● Work required
Copy whichever lines contain the string "orientation".

● Materials provided
— Begin —

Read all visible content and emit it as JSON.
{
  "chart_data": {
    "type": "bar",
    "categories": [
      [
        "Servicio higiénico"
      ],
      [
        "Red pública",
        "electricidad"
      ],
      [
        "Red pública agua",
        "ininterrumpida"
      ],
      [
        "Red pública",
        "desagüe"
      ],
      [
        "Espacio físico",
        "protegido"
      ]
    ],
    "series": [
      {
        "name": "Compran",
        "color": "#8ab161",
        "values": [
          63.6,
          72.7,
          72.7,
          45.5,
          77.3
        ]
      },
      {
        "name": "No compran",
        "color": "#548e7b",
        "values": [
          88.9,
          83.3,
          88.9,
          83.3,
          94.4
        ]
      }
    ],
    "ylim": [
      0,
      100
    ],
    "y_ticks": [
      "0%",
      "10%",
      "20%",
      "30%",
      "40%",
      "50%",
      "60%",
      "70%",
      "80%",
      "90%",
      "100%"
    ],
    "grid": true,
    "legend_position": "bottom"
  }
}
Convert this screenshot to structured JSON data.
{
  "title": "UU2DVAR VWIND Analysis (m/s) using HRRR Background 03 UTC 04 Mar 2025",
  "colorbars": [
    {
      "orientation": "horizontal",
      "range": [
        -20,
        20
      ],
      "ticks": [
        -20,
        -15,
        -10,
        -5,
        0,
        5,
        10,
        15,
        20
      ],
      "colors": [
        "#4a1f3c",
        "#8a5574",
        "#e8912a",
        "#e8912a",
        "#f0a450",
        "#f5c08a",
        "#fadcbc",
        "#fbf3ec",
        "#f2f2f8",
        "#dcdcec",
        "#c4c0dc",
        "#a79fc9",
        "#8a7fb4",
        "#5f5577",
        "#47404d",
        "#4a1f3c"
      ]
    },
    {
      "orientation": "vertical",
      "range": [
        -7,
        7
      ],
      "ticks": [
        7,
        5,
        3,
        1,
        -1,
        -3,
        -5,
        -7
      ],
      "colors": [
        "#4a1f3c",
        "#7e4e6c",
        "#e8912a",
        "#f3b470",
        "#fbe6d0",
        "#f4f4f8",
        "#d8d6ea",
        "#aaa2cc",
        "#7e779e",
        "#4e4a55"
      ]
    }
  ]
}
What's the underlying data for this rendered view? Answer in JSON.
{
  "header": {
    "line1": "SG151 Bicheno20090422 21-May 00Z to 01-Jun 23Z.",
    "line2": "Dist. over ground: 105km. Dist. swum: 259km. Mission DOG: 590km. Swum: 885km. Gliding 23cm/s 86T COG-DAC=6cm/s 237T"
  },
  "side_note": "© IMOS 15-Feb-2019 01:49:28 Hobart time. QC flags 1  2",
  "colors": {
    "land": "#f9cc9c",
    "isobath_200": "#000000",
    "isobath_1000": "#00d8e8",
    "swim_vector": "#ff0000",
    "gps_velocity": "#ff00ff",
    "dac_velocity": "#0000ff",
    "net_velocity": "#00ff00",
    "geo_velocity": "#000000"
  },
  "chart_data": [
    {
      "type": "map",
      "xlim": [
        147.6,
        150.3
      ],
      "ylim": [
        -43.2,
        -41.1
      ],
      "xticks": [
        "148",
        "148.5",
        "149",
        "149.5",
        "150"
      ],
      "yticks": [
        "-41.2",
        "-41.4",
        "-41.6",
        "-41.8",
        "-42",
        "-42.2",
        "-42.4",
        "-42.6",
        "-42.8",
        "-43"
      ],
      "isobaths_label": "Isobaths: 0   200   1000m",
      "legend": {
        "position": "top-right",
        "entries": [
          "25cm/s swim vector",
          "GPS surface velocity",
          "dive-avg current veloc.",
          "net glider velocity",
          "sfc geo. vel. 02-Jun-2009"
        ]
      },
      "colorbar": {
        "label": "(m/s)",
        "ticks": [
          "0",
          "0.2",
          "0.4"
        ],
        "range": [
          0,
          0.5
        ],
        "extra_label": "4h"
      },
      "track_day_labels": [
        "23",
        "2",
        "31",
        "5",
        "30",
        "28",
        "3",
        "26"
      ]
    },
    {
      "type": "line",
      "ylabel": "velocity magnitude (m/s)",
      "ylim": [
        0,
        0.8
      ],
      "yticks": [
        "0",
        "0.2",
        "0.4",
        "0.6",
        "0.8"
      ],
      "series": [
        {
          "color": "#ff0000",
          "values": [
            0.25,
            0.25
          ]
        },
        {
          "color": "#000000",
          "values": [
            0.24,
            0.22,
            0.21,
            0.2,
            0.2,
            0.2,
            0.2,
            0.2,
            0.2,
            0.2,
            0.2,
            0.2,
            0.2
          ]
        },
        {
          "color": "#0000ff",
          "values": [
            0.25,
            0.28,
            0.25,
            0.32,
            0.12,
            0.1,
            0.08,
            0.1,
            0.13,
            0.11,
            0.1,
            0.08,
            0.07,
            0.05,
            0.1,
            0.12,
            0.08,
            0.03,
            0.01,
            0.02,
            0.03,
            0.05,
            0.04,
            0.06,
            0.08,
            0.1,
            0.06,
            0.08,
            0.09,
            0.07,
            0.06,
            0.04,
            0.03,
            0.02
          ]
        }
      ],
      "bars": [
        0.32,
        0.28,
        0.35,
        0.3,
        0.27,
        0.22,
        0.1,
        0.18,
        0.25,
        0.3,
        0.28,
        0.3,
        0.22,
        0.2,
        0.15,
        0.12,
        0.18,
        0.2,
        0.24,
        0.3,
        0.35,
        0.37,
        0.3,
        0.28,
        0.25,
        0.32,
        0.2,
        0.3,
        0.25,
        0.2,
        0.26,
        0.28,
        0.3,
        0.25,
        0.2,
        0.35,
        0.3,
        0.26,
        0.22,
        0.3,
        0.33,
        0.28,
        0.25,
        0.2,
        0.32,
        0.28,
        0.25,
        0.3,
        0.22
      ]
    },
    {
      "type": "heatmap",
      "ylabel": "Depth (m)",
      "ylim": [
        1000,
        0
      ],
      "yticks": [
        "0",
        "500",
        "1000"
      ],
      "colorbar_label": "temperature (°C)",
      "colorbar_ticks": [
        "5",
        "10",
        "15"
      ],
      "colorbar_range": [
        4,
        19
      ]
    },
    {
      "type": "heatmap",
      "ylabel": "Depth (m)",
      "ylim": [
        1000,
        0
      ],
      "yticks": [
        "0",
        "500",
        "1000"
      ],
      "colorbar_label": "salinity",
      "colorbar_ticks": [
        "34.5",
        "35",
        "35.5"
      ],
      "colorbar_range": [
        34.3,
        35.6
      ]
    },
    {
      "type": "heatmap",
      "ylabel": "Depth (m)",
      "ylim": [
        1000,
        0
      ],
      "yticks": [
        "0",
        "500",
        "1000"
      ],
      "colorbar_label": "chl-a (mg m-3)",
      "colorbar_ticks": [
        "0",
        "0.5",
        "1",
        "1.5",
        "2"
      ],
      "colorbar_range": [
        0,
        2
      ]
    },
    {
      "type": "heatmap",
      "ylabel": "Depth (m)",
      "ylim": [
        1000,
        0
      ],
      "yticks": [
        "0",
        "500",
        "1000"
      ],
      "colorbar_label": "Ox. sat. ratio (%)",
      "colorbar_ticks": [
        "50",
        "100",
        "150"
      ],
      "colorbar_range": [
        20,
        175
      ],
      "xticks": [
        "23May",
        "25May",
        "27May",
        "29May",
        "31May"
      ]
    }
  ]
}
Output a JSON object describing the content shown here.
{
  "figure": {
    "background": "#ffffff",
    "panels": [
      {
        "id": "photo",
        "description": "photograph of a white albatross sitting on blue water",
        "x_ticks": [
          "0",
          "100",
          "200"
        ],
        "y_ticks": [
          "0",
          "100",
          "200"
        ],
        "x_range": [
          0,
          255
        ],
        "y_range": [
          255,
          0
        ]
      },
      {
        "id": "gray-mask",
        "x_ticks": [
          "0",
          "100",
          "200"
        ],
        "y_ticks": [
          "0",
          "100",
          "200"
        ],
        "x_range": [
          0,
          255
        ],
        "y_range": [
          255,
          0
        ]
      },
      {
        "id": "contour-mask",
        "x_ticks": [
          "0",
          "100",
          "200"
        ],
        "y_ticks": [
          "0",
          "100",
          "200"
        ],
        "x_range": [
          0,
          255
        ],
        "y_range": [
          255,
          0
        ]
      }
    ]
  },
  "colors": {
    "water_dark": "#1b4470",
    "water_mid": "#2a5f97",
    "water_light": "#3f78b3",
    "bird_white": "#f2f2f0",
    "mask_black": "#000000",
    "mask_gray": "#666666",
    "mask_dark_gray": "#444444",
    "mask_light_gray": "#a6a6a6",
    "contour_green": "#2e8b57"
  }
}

— End —

● Task solution
      "orientation": "horizontal",
      "orientation": "vertical",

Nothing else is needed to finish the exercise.